[WHAT IS BEING ASKED]
Copy out every line from the records that includes "Aura".

[AVAILABLE DATA]

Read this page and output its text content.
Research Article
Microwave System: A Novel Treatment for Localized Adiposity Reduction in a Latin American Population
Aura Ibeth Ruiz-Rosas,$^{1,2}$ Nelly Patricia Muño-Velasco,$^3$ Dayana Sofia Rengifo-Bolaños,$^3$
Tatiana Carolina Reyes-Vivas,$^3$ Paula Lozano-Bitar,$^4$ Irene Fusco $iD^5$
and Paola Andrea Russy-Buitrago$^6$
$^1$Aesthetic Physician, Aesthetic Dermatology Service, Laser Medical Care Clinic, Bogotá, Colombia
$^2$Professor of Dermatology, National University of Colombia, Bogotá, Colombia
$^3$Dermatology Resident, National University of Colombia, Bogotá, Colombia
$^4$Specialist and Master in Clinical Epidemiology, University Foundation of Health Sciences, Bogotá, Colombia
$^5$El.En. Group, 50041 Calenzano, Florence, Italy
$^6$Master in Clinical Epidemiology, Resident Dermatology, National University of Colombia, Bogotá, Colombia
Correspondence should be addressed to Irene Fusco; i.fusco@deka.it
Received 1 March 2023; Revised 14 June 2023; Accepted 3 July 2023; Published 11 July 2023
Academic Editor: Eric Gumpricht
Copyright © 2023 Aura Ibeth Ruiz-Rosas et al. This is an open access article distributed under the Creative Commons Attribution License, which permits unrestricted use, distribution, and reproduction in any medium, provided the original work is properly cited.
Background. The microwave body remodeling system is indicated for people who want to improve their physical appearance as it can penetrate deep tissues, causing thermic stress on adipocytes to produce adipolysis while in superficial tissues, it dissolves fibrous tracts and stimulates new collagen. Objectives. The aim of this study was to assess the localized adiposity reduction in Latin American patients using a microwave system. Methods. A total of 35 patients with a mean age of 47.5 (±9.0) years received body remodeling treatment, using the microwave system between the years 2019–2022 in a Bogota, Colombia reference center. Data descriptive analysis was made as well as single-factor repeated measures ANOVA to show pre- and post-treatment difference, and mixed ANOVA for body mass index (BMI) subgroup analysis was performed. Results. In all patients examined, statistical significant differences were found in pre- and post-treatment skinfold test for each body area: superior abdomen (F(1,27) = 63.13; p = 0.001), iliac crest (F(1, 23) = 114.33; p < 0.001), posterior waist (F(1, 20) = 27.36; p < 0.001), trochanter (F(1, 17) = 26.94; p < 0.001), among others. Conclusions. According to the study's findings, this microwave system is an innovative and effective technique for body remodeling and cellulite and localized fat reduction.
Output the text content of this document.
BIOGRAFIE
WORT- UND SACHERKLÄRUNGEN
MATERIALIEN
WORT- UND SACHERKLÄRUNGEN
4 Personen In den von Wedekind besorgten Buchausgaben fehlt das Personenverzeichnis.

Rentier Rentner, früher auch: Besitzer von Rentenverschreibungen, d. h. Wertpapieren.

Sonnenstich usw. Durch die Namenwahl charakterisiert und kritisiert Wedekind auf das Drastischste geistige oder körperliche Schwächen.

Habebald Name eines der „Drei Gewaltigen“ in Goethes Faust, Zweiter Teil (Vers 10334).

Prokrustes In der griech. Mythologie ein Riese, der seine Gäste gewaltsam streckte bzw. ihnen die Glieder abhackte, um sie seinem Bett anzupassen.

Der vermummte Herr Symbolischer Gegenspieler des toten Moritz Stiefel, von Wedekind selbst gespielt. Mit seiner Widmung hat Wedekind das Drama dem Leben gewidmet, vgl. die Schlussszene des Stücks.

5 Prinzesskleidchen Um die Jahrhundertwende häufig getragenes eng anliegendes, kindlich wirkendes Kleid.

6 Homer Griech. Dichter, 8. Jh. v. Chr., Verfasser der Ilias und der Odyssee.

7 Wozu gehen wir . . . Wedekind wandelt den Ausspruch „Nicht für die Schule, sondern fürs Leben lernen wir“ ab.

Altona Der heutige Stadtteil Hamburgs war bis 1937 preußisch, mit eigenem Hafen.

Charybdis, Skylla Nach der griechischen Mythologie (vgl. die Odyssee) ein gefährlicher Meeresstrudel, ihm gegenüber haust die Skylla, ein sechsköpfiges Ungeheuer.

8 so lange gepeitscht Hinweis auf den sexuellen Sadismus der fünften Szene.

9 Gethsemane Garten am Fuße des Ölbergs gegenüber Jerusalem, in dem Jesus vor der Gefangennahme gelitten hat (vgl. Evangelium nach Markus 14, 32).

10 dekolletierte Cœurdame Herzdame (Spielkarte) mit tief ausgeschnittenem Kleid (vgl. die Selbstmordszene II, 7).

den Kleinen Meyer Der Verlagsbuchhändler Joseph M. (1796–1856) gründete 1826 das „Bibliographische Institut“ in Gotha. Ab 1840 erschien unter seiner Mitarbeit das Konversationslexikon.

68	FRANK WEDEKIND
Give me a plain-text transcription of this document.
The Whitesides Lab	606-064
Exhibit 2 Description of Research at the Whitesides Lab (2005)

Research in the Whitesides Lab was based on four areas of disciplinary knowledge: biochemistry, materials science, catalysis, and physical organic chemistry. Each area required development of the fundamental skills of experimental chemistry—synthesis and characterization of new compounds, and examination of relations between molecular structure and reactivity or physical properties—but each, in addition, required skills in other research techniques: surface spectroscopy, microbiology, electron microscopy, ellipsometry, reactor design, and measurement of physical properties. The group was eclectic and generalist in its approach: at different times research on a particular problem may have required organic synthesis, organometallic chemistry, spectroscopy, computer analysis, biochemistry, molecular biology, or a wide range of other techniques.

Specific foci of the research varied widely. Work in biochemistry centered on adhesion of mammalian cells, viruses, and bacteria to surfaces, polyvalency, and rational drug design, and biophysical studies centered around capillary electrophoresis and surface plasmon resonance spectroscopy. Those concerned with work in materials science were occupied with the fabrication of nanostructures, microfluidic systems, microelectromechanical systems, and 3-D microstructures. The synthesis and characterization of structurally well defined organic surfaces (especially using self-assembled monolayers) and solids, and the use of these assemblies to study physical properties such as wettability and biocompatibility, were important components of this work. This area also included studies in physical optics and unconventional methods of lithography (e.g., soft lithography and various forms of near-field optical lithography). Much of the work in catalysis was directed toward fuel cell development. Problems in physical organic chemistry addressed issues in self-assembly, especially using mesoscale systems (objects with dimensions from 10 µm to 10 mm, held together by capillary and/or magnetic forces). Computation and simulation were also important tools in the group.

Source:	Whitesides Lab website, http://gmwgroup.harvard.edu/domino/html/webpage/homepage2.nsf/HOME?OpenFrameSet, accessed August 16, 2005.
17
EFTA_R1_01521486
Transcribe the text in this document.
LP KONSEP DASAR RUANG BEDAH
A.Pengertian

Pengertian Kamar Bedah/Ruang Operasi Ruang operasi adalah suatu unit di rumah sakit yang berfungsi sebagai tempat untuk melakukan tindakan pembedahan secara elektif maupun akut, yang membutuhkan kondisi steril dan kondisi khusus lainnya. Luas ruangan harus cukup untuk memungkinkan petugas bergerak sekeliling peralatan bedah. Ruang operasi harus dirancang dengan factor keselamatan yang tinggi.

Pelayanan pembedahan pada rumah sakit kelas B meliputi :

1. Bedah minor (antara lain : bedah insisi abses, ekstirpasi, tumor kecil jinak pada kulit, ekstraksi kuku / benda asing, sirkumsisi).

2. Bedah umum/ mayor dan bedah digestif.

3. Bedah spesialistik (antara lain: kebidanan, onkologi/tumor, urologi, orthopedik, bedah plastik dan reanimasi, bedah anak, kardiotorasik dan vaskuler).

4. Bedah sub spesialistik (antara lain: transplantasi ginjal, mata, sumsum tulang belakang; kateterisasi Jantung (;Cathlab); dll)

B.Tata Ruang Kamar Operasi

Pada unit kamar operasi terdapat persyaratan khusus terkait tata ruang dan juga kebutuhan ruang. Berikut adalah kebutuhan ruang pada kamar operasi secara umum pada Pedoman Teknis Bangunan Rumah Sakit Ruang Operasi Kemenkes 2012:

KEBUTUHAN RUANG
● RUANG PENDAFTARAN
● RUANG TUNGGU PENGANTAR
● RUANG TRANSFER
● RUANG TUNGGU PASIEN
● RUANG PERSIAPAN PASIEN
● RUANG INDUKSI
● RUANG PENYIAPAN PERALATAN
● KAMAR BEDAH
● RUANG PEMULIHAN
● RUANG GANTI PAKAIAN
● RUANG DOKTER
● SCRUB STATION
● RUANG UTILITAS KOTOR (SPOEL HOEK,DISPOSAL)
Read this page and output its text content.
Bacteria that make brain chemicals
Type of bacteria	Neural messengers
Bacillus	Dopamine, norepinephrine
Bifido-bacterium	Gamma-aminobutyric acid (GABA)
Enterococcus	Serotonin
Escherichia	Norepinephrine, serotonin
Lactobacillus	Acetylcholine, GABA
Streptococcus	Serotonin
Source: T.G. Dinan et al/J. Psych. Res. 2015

[ANSWER SECTION]
Aura Ibeth Ruiz-Rosas,$^{1,2}$ Nelly Patricia Muño-Velasco,$^3$ Dayana Sofia Rengifo-Bolaños,$^3$
Copyright © 2023 Aura Ibeth Ruiz-Rosas et al. This is an open access article distributed under the Creative Commons Attribution License, which permits unrestricted use, distribution, and reproduction in any medium, provided the original work is properly cited.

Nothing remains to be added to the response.